§ TASK OBJECTIVE: Extract the listing in its entirety, keeping each line identical to the original.

§ MATERIAL FOR THIS EXERCISE:
Start

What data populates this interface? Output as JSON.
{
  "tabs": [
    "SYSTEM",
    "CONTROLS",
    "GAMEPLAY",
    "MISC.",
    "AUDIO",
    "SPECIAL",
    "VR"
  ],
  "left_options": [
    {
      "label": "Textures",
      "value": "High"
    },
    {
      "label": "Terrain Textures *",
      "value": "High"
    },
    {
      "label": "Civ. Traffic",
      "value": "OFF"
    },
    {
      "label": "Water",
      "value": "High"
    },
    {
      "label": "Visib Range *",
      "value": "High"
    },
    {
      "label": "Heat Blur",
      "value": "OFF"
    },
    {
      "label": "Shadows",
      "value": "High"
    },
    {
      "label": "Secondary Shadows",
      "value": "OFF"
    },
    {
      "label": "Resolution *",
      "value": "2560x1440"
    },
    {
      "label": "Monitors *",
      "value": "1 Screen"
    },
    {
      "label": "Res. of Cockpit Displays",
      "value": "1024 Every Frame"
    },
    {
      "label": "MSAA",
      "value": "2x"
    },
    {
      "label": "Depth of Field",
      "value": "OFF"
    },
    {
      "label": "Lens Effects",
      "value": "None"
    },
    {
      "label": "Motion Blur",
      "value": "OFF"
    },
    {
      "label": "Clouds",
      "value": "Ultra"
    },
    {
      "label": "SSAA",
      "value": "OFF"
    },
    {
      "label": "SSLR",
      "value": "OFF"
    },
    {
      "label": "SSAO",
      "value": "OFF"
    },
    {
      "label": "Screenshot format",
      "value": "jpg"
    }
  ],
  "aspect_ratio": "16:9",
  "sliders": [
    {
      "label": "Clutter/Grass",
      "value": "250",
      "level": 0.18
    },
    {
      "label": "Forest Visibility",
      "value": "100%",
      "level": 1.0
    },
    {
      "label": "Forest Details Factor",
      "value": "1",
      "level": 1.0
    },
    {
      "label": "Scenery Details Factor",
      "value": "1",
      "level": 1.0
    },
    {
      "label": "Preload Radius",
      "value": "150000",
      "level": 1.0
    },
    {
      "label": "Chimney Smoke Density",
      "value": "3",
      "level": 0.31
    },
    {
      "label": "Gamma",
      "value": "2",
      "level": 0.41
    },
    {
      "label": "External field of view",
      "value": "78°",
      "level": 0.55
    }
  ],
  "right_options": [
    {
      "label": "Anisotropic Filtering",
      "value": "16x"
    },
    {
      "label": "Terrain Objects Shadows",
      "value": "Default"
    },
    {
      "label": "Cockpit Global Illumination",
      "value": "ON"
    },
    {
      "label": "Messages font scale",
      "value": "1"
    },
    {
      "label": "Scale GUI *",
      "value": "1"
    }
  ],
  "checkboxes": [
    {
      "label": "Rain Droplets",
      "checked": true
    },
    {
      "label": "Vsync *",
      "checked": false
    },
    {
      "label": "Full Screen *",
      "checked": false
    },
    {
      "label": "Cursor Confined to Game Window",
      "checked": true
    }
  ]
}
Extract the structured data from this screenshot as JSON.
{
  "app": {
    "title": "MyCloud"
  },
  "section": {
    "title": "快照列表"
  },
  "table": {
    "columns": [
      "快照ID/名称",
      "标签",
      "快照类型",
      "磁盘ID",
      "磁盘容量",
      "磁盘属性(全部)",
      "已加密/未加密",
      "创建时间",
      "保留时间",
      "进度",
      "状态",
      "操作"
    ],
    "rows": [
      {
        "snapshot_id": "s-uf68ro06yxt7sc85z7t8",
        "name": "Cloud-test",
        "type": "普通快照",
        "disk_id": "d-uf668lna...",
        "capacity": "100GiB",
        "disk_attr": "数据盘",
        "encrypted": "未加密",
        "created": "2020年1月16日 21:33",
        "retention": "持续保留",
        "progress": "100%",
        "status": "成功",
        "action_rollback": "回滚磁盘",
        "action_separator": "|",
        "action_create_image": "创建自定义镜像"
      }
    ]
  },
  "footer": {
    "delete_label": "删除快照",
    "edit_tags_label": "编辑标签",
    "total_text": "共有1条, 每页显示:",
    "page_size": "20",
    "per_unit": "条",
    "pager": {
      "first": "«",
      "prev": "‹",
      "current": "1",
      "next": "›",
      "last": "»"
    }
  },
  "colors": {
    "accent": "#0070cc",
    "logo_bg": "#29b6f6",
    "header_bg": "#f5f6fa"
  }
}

End

§ SOLUTION TO THE PROBLEM:
What data populates this interface? Output as JSON.
{
  "tabs": [
    "SYSTEM",
    "CONTROLS",
    "GAMEPLAY",
    "MISC.",
    "AUDIO",
    "SPECIAL",
    "VR"
  ],
  "left_options": [
    {
      "label": "Textures",
      "value": "High"
    },
    {
      "label": "Terrain Textures *",
      "value": "High"
    },
    {
      "label": "Civ. Traffic",
      "value": "OFF"
    },
    {
      "label": "Water",
      "value": "High"
    },
    {
      "label": "Visib Range *",
      "value": "High"
    },
    {
      "label": "Heat Blur",
      "value": "OFF"
    },
    {
      "label": "Shadows",
      "value": "High"
    },
    {
      "label": "Secondary Shadows",
      "value": "OFF"
    },
    {
      "label": "Resolution *",
      "value": "2560x1440"
    },
    {
      "label": "Monitors *",
      "value": "1 Screen"
    },
    {
      "label": "Res. of Cockpit Displays",
      "value": "1024 Every Frame"
    },
    {
      "label": "MSAA",
      "value": "2x"
    },
    {
      "label": "Depth of Field",
      "value": "OFF"
    },
    {
      "label": "Lens Effects",
      "value": "None"
    },
    {
      "label": "Motion Blur",
      "value": "OFF"
    },
    {
      "label": "Clouds",
      "value": "Ultra"
    },
    {
      "label": "SSAA",
      "value": "OFF"
    },
    {
      "label": "SSLR",
      "value": "OFF"
    },
    {
      "label": "SSAO",
      "value": "OFF"
    },
    {
      "label": "Screenshot format",
      "value": "jpg"
    }
  ],
  "aspect_ratio": "16:9",
  "sliders": [
    {
      "label": "Clutter/Grass",
      "value": "250",
      "level": 0.18
    },
    {
      "label": "Forest Visibility",
      "value": "100%",
      "level": 1.0
    },
    {
      "label": "Forest Details Factor",
      "value": "1",
      "level": 1.0
    },
    {
      "label": "Scenery Details Factor",
      "value": "1",
      "level": 1.0
    },
    {
      "label": "Preload Radius",
      "value": "150000",
      "level": 1.0
    },
    {
      "label": "Chimney Smoke Density",
      "value": "3",
      "level": 0.31
    },
    {
      "label": "Gamma",
      "value": "2",
      "level": 0.41
    },
    {
      "label": "External field of view",
      "value": "78°",
      "level": 0.55
    }
  ],
  "right_options": [
    {
      "label": "Anisotropic Filtering",
      "value": "16x"
    },
    {
      "label": "Terrain Objects Shadows",
      "value": "Default"
    },
    {
      "label": "Cockpit Global Illumination",
      "value": "ON"
    },
    {
      "label": "Messages font scale",
      "value": "1"
    },
    {
      "label": "Scale GUI *",
      "value": "1"
    }
  ],
  "checkboxes": [
    {
      "label": "Rain Droplets",
      "checked": true
    },
    {
      "label": "Vsync *",
      "checked": false
    },
    {
      "label": "Full Screen *",
      "checked": false
    },
    {
      "label": "Cursor Confined to Game Window",
      "checked": true
    }
  ]
}
Extract the structured data from this screenshot as JSON.
{
  "app": {
    "title": "MyCloud"
  },
  "section": {
    "title": "快照列表"
  },
  "table": {
    "columns": [
      "快照ID/名称",
      "标签",
      "快照类型",
      "磁盘ID",
      "磁盘容量",
      "磁盘属性(全部)",
      "已加密/未加密",
      "创建时间",
      "保留时间",
      "进度",
      "状态",
      "操作"
    ],
    "rows": [
      {
        "snapshot_id": "s-uf68ro06yxt7sc85z7t8",
        "name": "Cloud-test",
        "type": "普通快照",
        "disk_id": "d-uf668lna...",
        "capacity": "100GiB",
        "disk_attr": "数据盘",
        "encrypted": "未加密",
        "created": "2020年1月16日 21:33",
        "retention": "持续保留",
        "progress": "100%",
        "status": "成功",
        "action_rollback": "回滚磁盘",
        "action_separator": "|",
        "action_create_image": "创建自定义镜像"
      }
    ]
  },
  "footer": {
    "delete_label": "删除快照",
    "edit_tags_label": "编辑标签",
    "total_text": "共有1条, 每页显示:",
    "page_size": "20",
    "per_unit": "条",
    "pager": {
      "first": "«",
      "prev": "‹",
      "current": "1",
      "next": "›",
      "last": "»"
    }
  },
  "colors": {
    "accent": "#0070cc",
    "logo_bg": "#29b6f6",
    "header_bg": "#f5f6fa"
  }
}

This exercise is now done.